── DATA FOR THE TASK ──

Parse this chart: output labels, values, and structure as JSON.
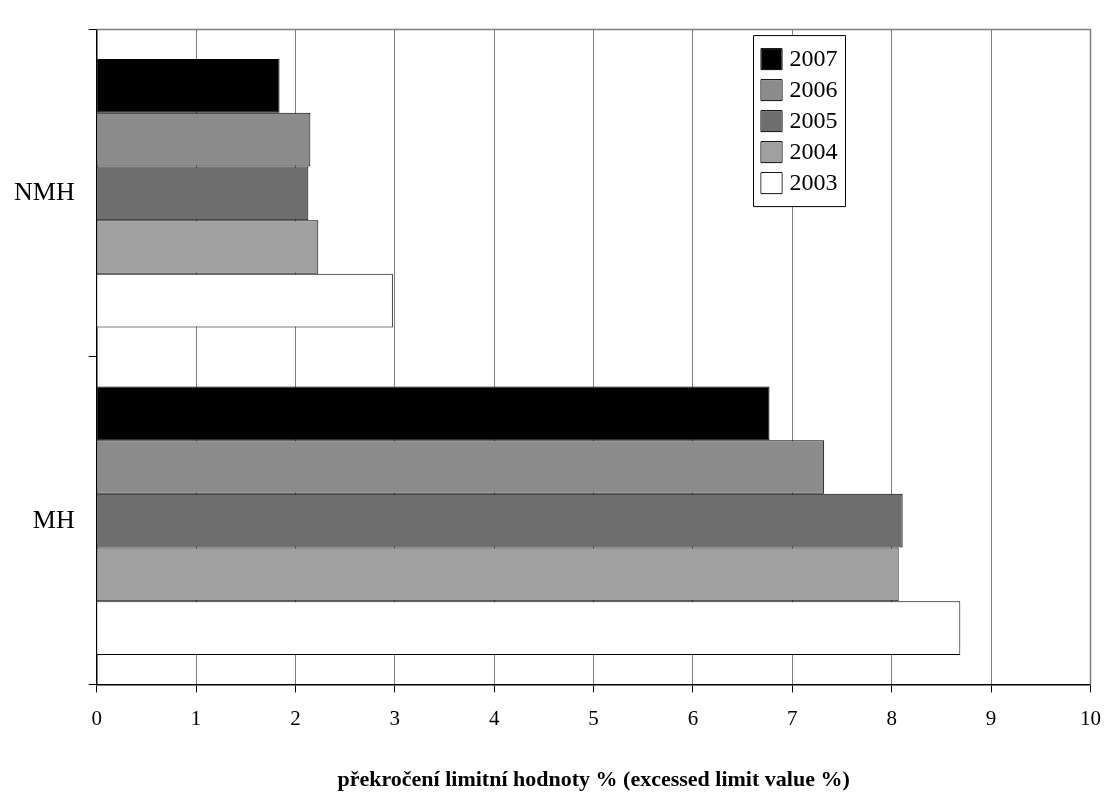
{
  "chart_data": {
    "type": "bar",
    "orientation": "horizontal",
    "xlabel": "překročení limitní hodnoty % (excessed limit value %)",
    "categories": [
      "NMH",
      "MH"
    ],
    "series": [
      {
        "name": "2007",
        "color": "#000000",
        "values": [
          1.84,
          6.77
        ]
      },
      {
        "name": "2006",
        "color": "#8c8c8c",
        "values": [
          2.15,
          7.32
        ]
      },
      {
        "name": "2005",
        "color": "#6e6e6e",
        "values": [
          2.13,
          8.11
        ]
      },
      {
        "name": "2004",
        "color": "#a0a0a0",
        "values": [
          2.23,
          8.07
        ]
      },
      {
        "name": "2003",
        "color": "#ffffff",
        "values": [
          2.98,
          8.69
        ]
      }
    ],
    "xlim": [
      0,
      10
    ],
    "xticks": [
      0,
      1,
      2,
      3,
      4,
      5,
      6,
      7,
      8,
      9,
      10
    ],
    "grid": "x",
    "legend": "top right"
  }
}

───

** DIRECTIONS **
Lines that include the word "name" are to be extracted from the data above.

** ANSWER TO THE TASK **
        "name": "2007",
        "name": "2006",
        "name": "2005",
        "name": "2004",
        "name": "2003",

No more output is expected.